══ Input records ══

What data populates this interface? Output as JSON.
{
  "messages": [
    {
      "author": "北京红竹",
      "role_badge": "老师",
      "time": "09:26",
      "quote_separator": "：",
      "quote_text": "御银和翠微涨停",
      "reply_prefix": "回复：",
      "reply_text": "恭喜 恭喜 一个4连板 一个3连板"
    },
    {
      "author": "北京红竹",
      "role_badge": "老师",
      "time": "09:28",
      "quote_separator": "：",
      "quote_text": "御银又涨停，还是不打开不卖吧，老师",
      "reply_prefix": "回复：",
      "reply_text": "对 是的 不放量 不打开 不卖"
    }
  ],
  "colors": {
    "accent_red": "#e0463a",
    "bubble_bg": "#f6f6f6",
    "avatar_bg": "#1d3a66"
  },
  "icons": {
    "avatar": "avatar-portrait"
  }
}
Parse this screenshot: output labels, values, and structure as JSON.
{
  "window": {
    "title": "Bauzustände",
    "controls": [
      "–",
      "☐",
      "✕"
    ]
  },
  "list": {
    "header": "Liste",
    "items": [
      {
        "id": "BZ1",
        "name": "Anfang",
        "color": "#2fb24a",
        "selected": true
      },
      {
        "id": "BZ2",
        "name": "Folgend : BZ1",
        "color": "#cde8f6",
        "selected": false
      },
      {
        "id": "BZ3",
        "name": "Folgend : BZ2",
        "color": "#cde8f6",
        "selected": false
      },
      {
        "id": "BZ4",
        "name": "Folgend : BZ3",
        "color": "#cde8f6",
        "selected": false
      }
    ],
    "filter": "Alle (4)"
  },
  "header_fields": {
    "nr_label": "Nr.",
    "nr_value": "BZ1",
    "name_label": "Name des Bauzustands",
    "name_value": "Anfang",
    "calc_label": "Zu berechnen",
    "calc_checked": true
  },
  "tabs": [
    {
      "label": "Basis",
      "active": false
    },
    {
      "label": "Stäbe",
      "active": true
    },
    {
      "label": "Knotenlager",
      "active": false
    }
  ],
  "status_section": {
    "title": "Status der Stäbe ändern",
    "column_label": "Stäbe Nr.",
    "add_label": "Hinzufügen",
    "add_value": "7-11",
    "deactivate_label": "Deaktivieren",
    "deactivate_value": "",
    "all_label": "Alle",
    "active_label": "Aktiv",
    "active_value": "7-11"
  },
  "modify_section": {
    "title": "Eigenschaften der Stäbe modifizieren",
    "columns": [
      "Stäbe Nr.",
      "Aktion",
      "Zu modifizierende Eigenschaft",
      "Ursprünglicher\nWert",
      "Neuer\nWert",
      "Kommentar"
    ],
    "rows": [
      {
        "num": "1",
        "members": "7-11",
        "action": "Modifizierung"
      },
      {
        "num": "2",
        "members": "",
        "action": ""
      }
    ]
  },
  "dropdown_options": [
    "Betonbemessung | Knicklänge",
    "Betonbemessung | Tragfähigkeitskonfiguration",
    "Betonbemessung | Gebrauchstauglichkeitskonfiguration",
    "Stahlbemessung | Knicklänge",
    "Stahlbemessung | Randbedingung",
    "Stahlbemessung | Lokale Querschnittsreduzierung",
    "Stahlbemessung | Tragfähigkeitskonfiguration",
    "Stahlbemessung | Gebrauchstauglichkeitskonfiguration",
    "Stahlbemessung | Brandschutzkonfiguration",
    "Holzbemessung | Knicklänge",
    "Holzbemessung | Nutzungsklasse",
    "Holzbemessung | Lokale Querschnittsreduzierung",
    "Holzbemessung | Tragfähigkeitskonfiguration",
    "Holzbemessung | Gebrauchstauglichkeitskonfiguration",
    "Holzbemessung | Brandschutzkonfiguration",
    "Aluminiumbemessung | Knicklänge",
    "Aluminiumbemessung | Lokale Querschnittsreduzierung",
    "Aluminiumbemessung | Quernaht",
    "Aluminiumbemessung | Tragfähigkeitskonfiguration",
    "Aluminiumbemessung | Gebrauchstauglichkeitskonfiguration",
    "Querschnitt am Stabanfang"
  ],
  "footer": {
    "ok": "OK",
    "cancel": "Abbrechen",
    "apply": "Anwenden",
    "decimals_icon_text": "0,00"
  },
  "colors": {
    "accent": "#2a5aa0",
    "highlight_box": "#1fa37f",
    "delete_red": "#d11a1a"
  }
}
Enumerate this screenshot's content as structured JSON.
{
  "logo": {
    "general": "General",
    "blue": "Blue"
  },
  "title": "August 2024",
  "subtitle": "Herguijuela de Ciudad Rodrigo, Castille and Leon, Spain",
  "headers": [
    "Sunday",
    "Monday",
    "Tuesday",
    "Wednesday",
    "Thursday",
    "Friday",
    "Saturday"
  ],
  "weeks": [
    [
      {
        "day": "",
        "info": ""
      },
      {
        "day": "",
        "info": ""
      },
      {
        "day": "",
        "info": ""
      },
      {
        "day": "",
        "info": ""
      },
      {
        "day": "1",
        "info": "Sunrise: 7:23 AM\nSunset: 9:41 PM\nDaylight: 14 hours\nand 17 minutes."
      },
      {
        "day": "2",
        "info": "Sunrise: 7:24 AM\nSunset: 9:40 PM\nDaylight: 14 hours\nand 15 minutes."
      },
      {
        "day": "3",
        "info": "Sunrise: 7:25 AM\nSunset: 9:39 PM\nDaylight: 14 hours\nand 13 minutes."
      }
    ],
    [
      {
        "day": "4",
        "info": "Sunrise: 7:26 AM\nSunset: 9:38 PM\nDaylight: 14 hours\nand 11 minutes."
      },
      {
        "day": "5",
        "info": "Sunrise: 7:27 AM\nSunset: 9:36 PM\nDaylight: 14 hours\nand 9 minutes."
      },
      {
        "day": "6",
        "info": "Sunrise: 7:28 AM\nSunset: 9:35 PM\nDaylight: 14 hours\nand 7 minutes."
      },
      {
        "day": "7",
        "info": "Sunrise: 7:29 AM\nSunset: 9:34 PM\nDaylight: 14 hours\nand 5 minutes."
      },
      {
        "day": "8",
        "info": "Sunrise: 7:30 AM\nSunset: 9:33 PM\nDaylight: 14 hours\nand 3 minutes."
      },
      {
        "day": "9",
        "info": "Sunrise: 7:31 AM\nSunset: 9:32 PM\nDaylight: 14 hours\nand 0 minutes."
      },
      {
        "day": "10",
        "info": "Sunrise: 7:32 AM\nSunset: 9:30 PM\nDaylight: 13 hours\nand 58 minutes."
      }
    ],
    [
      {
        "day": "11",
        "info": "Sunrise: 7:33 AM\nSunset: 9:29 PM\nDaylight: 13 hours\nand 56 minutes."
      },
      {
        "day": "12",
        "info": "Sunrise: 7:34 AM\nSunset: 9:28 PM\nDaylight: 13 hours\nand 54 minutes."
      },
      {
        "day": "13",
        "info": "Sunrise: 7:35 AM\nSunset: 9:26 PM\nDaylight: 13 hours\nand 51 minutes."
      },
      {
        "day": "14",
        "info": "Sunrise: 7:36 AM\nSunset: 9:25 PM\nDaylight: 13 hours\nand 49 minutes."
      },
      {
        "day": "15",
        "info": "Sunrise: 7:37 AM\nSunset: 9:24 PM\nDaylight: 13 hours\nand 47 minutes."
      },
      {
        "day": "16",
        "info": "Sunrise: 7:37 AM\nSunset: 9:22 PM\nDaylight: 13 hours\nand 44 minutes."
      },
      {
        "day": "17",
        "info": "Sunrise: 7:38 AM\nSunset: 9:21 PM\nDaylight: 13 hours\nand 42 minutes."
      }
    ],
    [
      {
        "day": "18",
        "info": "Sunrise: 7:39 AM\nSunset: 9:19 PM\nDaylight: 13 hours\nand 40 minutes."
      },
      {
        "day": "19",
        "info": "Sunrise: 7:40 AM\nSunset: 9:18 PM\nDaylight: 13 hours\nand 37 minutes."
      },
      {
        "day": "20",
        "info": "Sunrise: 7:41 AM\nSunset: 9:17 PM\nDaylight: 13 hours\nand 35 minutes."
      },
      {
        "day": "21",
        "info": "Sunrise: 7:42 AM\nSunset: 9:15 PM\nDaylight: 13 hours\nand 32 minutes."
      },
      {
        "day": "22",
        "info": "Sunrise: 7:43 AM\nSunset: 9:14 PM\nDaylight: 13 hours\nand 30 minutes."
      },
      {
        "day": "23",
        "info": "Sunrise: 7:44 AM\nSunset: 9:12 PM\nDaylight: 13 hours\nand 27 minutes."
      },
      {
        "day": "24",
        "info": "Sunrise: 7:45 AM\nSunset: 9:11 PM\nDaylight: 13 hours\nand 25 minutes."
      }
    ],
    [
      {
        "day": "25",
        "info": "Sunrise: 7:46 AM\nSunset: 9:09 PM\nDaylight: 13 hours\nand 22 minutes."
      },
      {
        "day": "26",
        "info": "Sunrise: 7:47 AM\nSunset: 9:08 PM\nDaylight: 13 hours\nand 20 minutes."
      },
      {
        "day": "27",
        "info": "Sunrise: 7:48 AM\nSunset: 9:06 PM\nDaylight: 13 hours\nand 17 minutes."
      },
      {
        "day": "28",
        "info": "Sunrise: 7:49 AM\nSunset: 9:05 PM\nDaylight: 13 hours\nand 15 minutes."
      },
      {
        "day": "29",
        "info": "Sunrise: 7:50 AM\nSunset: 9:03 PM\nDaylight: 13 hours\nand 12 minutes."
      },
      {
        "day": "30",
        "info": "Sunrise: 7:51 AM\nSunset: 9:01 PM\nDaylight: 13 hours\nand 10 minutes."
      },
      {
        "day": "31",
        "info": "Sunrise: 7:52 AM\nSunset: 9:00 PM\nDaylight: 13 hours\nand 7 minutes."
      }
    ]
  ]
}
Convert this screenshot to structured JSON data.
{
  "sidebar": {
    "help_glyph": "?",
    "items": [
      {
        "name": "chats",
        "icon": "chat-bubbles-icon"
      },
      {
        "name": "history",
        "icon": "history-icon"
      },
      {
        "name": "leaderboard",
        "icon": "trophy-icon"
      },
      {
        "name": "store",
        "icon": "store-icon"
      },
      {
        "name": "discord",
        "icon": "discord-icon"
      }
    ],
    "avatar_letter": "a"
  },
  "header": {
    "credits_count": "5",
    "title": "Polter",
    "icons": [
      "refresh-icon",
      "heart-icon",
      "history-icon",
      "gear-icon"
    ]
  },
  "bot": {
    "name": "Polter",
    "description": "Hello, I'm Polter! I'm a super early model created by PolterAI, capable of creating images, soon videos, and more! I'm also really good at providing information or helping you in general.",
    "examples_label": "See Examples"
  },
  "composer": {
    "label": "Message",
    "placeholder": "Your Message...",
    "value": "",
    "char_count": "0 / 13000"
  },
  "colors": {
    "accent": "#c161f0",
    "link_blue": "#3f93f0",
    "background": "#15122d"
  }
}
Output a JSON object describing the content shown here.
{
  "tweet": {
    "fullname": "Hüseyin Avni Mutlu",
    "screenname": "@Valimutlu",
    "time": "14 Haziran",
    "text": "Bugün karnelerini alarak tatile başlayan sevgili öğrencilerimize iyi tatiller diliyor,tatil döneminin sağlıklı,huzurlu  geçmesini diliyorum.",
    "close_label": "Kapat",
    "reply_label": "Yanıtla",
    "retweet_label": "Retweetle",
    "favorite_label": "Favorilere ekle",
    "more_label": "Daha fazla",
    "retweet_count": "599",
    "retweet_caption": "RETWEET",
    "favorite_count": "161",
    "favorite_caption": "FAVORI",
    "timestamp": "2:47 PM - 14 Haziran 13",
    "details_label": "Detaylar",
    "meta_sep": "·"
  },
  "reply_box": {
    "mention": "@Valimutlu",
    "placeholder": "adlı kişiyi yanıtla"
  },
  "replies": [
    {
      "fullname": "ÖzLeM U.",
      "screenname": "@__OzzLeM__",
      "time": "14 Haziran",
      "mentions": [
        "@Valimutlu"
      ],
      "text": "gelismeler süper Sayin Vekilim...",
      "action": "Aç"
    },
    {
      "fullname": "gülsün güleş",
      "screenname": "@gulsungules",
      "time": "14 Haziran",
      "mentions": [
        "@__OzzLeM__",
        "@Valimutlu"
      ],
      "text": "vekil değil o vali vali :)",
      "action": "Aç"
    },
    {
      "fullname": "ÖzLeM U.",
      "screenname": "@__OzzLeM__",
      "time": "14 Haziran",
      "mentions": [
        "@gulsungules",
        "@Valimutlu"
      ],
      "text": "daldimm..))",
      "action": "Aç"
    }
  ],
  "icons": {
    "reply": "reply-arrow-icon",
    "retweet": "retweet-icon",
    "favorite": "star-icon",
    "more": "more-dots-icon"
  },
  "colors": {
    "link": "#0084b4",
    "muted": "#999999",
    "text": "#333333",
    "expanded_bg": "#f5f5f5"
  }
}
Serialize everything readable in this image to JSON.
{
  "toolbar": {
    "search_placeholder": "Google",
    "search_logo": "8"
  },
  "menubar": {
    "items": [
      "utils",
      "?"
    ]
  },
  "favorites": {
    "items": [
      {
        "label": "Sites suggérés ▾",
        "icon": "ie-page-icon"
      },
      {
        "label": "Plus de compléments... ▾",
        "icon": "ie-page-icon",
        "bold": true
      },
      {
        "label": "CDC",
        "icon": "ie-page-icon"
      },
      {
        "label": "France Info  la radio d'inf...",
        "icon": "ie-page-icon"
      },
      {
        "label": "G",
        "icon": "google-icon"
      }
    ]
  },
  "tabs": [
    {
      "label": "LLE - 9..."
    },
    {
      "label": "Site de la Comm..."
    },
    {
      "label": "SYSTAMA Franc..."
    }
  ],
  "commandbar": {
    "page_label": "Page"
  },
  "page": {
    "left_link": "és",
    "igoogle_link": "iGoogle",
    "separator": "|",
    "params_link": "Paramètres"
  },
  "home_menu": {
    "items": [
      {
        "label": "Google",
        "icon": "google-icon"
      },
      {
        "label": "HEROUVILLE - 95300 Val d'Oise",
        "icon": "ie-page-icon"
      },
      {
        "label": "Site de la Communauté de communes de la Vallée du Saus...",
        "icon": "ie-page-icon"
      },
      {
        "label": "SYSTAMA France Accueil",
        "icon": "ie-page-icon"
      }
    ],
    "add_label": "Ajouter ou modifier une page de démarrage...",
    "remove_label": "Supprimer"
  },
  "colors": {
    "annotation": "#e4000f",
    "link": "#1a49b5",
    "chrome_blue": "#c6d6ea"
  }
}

═══

* _What needs to be done_
Look for "fullname" and pull out every line that has it.

* _Task output_
    "fullname": "Hüseyin Avni Mutlu",
      "fullname": "ÖzLeM U.",
      "fullname": "gülsün güleş",
      "fullname": "ÖzLeM U.",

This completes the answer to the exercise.